■ WHAT IS BEING ASKED:
Copy each line of the records that contains the word "Lights".

■ INPUT ROWS:
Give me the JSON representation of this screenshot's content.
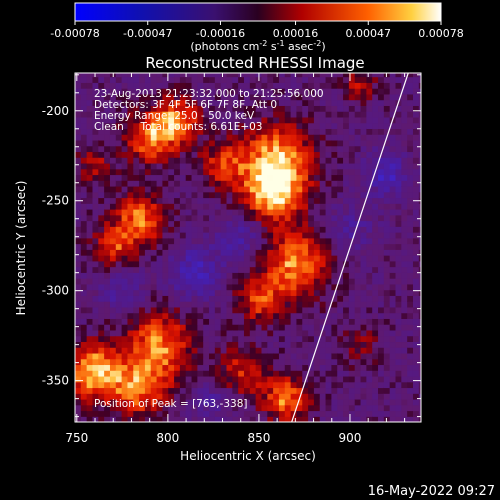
{
  "chart_data": {
    "type": "heatmap",
    "title": "Reconstructed RHESSI Image",
    "xlabel": "Heliocentric X (arcsec)",
    "ylabel": "Heliocentric Y (arcsec)",
    "xlim": [
      749,
      939
    ],
    "ylim": [
      -373,
      -179
    ],
    "x_ticks": [
      "750",
      "800",
      "850",
      "900"
    ],
    "x_tick_values": [
      750,
      800,
      850,
      900
    ],
    "y_ticks": [
      "-200",
      "-250",
      "-300",
      "-350"
    ],
    "y_tick_values": [
      -200,
      -250,
      -300,
      -350
    ],
    "colorbar": {
      "ticks": [
        "-0.00078",
        "-0.00047",
        "-0.00016",
        "0.00016",
        "0.00047",
        "0.00078"
      ],
      "tick_values": [
        -0.00078,
        -0.00047,
        -0.00016,
        0.00016,
        0.00047,
        0.00078
      ],
      "range": [
        -0.00078,
        0.00078
      ],
      "unit_label": "(photons cm",
      "unit_sup1": "-2",
      "unit_s": " s",
      "unit_sup2": "-1",
      "unit_asec": " asec",
      "unit_sup3": "-2",
      "unit_close": ")"
    },
    "annotations": [
      "23-Aug-2013 21:23:32.000 to 21:25:56.000",
      "Detectors: 3F 4F 5F 6F 7F 8F, Att 0",
      "Energy Range: 25.0 - 50.0 keV",
      "Clean     Total counts: 6.61E+03"
    ],
    "peak_label": "Position of Peak = [763,-338]",
    "peak": [
      763,
      -338
    ],
    "limb_line": [
      [
        868,
        -373
      ],
      [
        932,
        -179
      ]
    ],
    "intensity_blobs": [
      {
        "x": 760,
        "y": -345,
        "s": 11,
        "v": 1.0
      },
      {
        "x": 790,
        "y": -215,
        "s": 10,
        "v": 0.75
      },
      {
        "x": 805,
        "y": -205,
        "s": 9,
        "v": 0.8
      },
      {
        "x": 785,
        "y": -260,
        "s": 10,
        "v": 0.8
      },
      {
        "x": 770,
        "y": -275,
        "s": 8,
        "v": 0.6
      },
      {
        "x": 830,
        "y": -230,
        "s": 9,
        "v": 0.55
      },
      {
        "x": 860,
        "y": -225,
        "s": 14,
        "v": 0.8
      },
      {
        "x": 858,
        "y": -245,
        "s": 12,
        "v": 0.9
      },
      {
        "x": 870,
        "y": -285,
        "s": 13,
        "v": 0.85
      },
      {
        "x": 850,
        "y": -305,
        "s": 9,
        "v": 0.6
      },
      {
        "x": 795,
        "y": -330,
        "s": 13,
        "v": 0.8
      },
      {
        "x": 785,
        "y": -355,
        "s": 11,
        "v": 0.7
      },
      {
        "x": 840,
        "y": -345,
        "s": 10,
        "v": 0.55
      },
      {
        "x": 865,
        "y": -360,
        "s": 9,
        "v": 0.8
      },
      {
        "x": 905,
        "y": -185,
        "s": 7,
        "v": 0.45
      },
      {
        "x": 760,
        "y": -230,
        "s": 7,
        "v": 0.45
      },
      {
        "x": 905,
        "y": -330,
        "s": 8,
        "v": 0.35
      },
      {
        "x": 815,
        "y": -290,
        "s": 10,
        "v": -0.55
      },
      {
        "x": 840,
        "y": -270,
        "s": 9,
        "v": -0.45
      },
      {
        "x": 920,
        "y": -235,
        "s": 8,
        "v": -0.6
      },
      {
        "x": 900,
        "y": -265,
        "s": 10,
        "v": -0.3
      },
      {
        "x": 775,
        "y": -300,
        "s": 8,
        "v": -0.4
      },
      {
        "x": 825,
        "y": -360,
        "s": 8,
        "v": -0.35
      }
    ]
  },
  "footer": {
    "timestamp": "16-May-2022 09:27"
  }
}
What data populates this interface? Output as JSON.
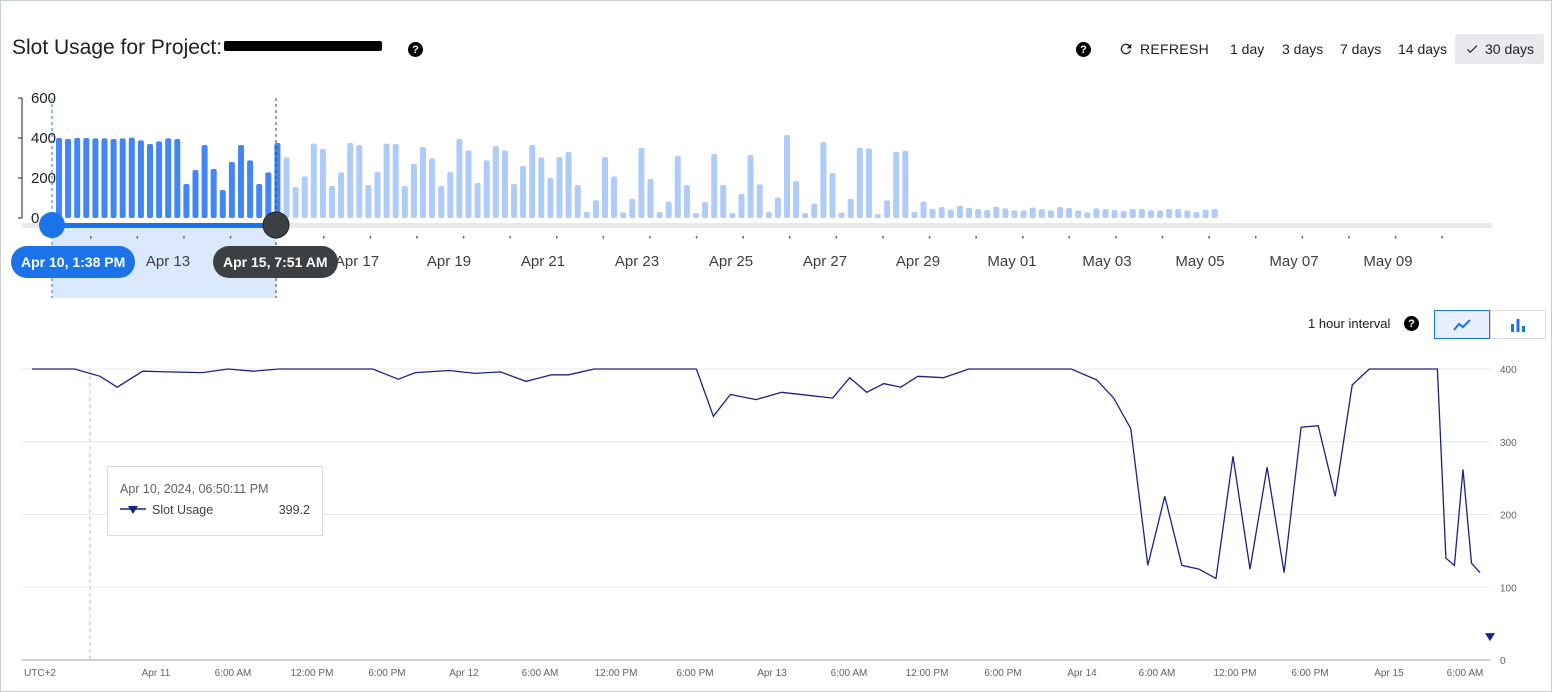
{
  "header": {
    "title": "Slot Usage for Project:",
    "refresh_label": "REFRESH",
    "ranges": [
      "1 day",
      "3 days",
      "7 days",
      "14 days",
      "30 days"
    ],
    "selected_range": "30 days",
    "help_glyph": "?"
  },
  "overview": {
    "y_ticks": [
      "600",
      "400",
      "200",
      "0"
    ],
    "x_ticks": [
      "Apr 13",
      "Apr 17",
      "Apr 19",
      "Apr 21",
      "Apr 23",
      "Apr 25",
      "Apr 27",
      "Apr 29",
      "May 01",
      "May 03",
      "May 05",
      "May 07",
      "May 09"
    ],
    "selection_start_label": "Apr 10, 1:38 PM",
    "selection_end_label": "Apr 15, 7:51 AM",
    "bars": [
      400,
      395,
      400,
      400,
      398,
      398,
      395,
      398,
      402,
      388,
      370,
      383,
      398,
      395,
      170,
      240,
      365,
      245,
      140,
      280,
      365,
      288,
      170,
      228,
      375,
      303,
      155,
      208,
      372,
      345,
      160,
      228,
      375,
      365,
      165,
      230,
      372,
      370,
      160,
      270,
      355,
      298,
      160,
      230,
      395,
      338,
      175,
      288,
      360,
      338,
      170,
      260,
      365,
      303,
      200,
      305,
      330,
      165,
      30,
      88,
      305,
      208,
      28,
      95,
      350,
      195,
      30,
      82,
      310,
      165,
      25,
      80,
      320,
      165,
      25,
      120,
      315,
      168,
      30,
      102,
      415,
      185,
      25,
      72,
      380,
      225,
      28,
      96,
      352,
      348,
      20,
      88,
      330,
      335,
      30,
      82,
      45,
      55,
      42,
      62,
      50,
      45,
      40,
      56,
      48,
      38,
      38,
      52,
      45,
      38,
      55,
      50,
      38,
      28,
      48,
      45,
      40,
      35,
      45,
      45,
      38,
      38,
      45,
      45,
      38,
      30,
      42,
      45
    ]
  },
  "detail": {
    "interval_label": "1 hour interval",
    "y_ticks": [
      "400",
      "300",
      "200",
      "100",
      "0"
    ],
    "x_ticks": [
      "UTC+2",
      "Apr 11",
      "6:00 AM",
      "12:00 PM",
      "6:00 PM",
      "Apr 12",
      "6:00 AM",
      "12:00 PM",
      "6:00 PM",
      "Apr 13",
      "6:00 AM",
      "12:00 PM",
      "6:00 PM",
      "Apr 14",
      "6:00 AM",
      "12:00 PM",
      "6:00 PM",
      "Apr 15",
      "6:00 AM"
    ],
    "tooltip": {
      "date": "Apr 10, 2024, 06:50:11 PM",
      "series": "Slot Usage",
      "value": "399.2"
    }
  },
  "chart_data": [
    {
      "type": "bar",
      "title": "",
      "ylim": [
        0,
        600
      ],
      "x_range": [
        "Apr 10",
        "May 10"
      ],
      "selection": [
        "Apr 10, 1:38 PM",
        "Apr 15, 7:51 AM"
      ],
      "series": [
        {
          "values": [
            400,
            395,
            400,
            400,
            398,
            398,
            395,
            398,
            402,
            388,
            370,
            383,
            398,
            395,
            170,
            240,
            365,
            245,
            140,
            280,
            365,
            288,
            170,
            228,
            375,
            303,
            155,
            208,
            372,
            345,
            160,
            228,
            375,
            365,
            165,
            230,
            372,
            370,
            160,
            270,
            355,
            298,
            160,
            230,
            395,
            338,
            175,
            288,
            360,
            338,
            170,
            260,
            365,
            303,
            200,
            305,
            330,
            165,
            30,
            88,
            305,
            208,
            28,
            95,
            350,
            195,
            30,
            82,
            310,
            165,
            25,
            80,
            320,
            165,
            25,
            120,
            315,
            168,
            30,
            102,
            415,
            185,
            25,
            72,
            380,
            225,
            28,
            96,
            352,
            348,
            20,
            88,
            330,
            335,
            30,
            82,
            45,
            55,
            42,
            62,
            50,
            45,
            40,
            56,
            48,
            38,
            38,
            52,
            45,
            38,
            55,
            50,
            38,
            28,
            48,
            45,
            40,
            35,
            45,
            45,
            38,
            38,
            45,
            45,
            38,
            30,
            42,
            45
          ]
        }
      ]
    },
    {
      "type": "line",
      "title": "",
      "ylim": [
        0,
        400
      ],
      "x_unit": "hours since Apr 10, 12:00 PM (UTC+2)",
      "series": [
        {
          "name": "Slot Usage",
          "color": "#1a237e",
          "x": [
            0,
            5,
            8,
            10,
            13,
            16,
            20,
            23,
            26,
            29,
            33,
            37,
            40,
            43,
            45,
            49,
            52,
            55,
            58,
            61,
            63,
            66,
            69,
            72,
            74,
            76,
            78,
            80,
            82,
            85,
            88,
            91,
            94,
            96,
            98,
            100,
            102,
            104,
            107,
            110,
            113,
            116,
            119,
            122,
            125,
            127,
            129,
            131,
            133,
            135,
            137,
            139,
            141,
            143,
            145,
            147,
            149,
            151,
            153,
            155,
            157,
            159,
            161,
            163,
            165,
            166,
            167,
            168,
            169,
            170
          ],
          "y": [
            400,
            400,
            390,
            375,
            397,
            396,
            395,
            400,
            397,
            400,
            400,
            400,
            400,
            386,
            395,
            398,
            394,
            396,
            383,
            392,
            392,
            400,
            400,
            400,
            400,
            400,
            400,
            335,
            365,
            358,
            368,
            364,
            360,
            388,
            368,
            380,
            375,
            390,
            388,
            400,
            400,
            400,
            400,
            400,
            385,
            360,
            318,
            130,
            225,
            130,
            125,
            112,
            280,
            125,
            265,
            120,
            320,
            322,
            225,
            378,
            400,
            400,
            400,
            400,
            400,
            140,
            130,
            262,
            133,
            120
          ]
        }
      ]
    }
  ]
}
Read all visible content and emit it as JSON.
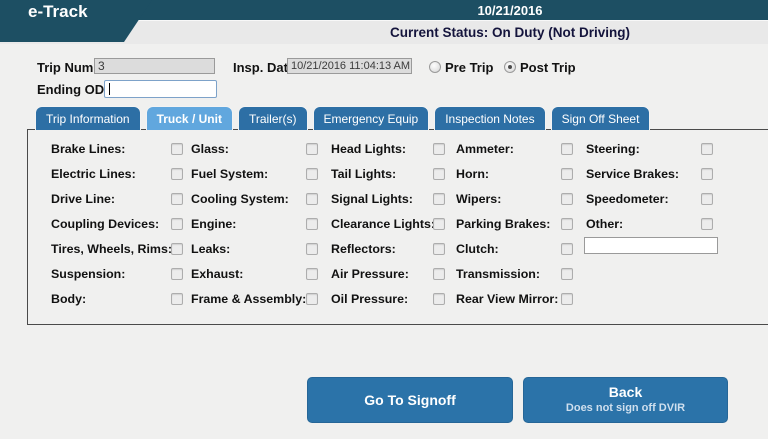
{
  "header": {
    "app_title": "e-Track",
    "date": "10/21/2016",
    "status_text": "Current Status: On Duty (Not Driving)"
  },
  "trip_form": {
    "trip_number": {
      "label": "Trip Number:",
      "value": "3"
    },
    "insp_date": {
      "label": "Insp. Date:",
      "value": "10/21/2016 11:04:13 AM"
    },
    "trip_type": {
      "options": [
        {
          "label": "Pre Trip",
          "selected": false
        },
        {
          "label": "Post Trip",
          "selected": true
        }
      ]
    },
    "ending_odo": {
      "label": "Ending ODO:",
      "value": ""
    }
  },
  "tabs": [
    {
      "label": "Trip Information",
      "active": false
    },
    {
      "label": "Truck / Unit",
      "active": true
    },
    {
      "label": "Trailer(s)",
      "active": false
    },
    {
      "label": "Emergency Equip",
      "active": false
    },
    {
      "label": "Inspection Notes",
      "active": false
    },
    {
      "label": "Sign Off Sheet",
      "active": false
    }
  ],
  "checklist": {
    "columns": [
      [
        "Brake Lines:",
        "Electric Lines:",
        "Drive Line:",
        "Coupling Devices:",
        "Tires, Wheels, Rims:",
        "Suspension:",
        "Body:"
      ],
      [
        "Glass:",
        "Fuel System:",
        "Cooling System:",
        "Engine:",
        "Leaks:",
        "Exhaust:",
        "Frame & Assembly:"
      ],
      [
        "Head Lights:",
        "Tail Lights:",
        "Signal Lights:",
        "Clearance Lights:",
        "Reflectors:",
        "Air Pressure:",
        "Oil Pressure:"
      ],
      [
        "Ammeter:",
        "Horn:",
        "Wipers:",
        "Parking Brakes:",
        "Clutch:",
        "Transmission:",
        "Rear View Mirror:"
      ],
      [
        "Steering:",
        "Service Brakes:",
        "Speedometer:",
        "Other:"
      ]
    ],
    "checkbox_state": "unchecked",
    "other_input_value": ""
  },
  "footer_buttons": {
    "go_to_signoff_label": "Go To Signoff",
    "back_label": "Back",
    "back_subtitle": "Does not sign off DVIR"
  },
  "colors": {
    "header_teal": "#1d4f63",
    "strip_gray": "#e9e9e9",
    "page_bg": "#f0f0ef",
    "tab_blue": "#2d6fa5",
    "tab_active_blue": "#61a7de",
    "button_blue": "#2b73a9",
    "panel_border": "#4a4a4a",
    "field_disabled_bg": "#dcdcdc"
  }
}
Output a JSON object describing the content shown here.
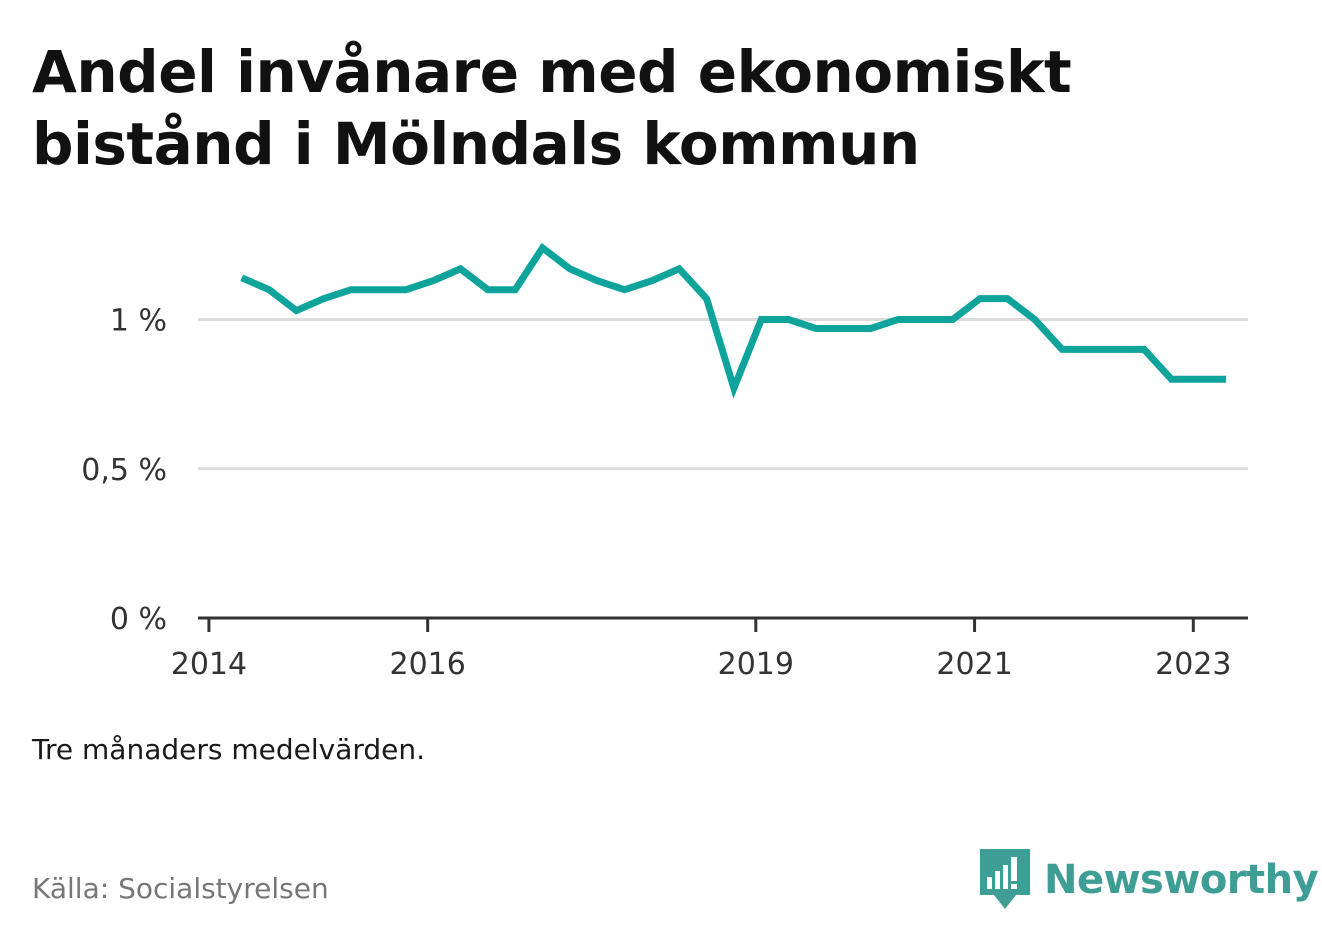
{
  "title": "Andel invånare med ekonomiskt bistånd i Mölndals kommun",
  "note": "Tre månaders medelvärden.",
  "source": "Källa: Socialstyrelsen",
  "brand": {
    "name": "Newsworthy",
    "icon": "newsworthy-logo-icon",
    "color": "#3e9e95"
  },
  "colors": {
    "line": "#0ea49b",
    "grid": "#dcdcdc",
    "axis": "#333333"
  },
  "chart_data": {
    "type": "line",
    "title": "Andel invånare med ekonomiskt bistånd i Mölndals kommun",
    "xlabel": "",
    "ylabel": "",
    "x_ticks": [
      2014,
      2016,
      2019,
      2021,
      2023
    ],
    "x_tick_labels": [
      "2014",
      "2016",
      "2019",
      "2021",
      "2023"
    ],
    "y_ticks": [
      0,
      0.5,
      1
    ],
    "y_tick_labels": [
      "0 %",
      "0,5 %",
      "1 %"
    ],
    "xlim": [
      2013.9,
      2023.5
    ],
    "ylim": [
      0,
      1.3
    ],
    "grid": "horizontal",
    "legend": "none",
    "series": [
      {
        "x": [
          2014.3,
          2014.55,
          2014.8,
          2015.05,
          2015.3,
          2015.55,
          2015.8,
          2016.05,
          2016.3,
          2016.55,
          2016.8,
          2017.05,
          2017.3,
          2017.55,
          2017.8,
          2018.05,
          2018.3,
          2018.55,
          2018.8,
          2019.05,
          2019.3,
          2019.55,
          2019.8,
          2020.05,
          2020.3,
          2020.55,
          2020.8,
          2021.05,
          2021.3,
          2021.55,
          2021.8,
          2022.05,
          2022.3,
          2022.55,
          2022.8,
          2023.05,
          2023.3
        ],
        "values": [
          1.14,
          1.1,
          1.03,
          1.07,
          1.1,
          1.1,
          1.1,
          1.13,
          1.17,
          1.1,
          1.1,
          1.24,
          1.17,
          1.13,
          1.1,
          1.13,
          1.17,
          1.07,
          0.77,
          1.0,
          1.0,
          0.97,
          0.97,
          0.97,
          1.0,
          1.0,
          1.0,
          1.07,
          1.07,
          1.0,
          0.9,
          0.9,
          0.9,
          0.9,
          0.8,
          0.8,
          0.8
        ]
      }
    ]
  }
}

■ RESULT OF THIS EXERCISE:
        "Head Lights:",
        "Tail Lights:",
        "Signal Lights:",
        "Clearance Lights:",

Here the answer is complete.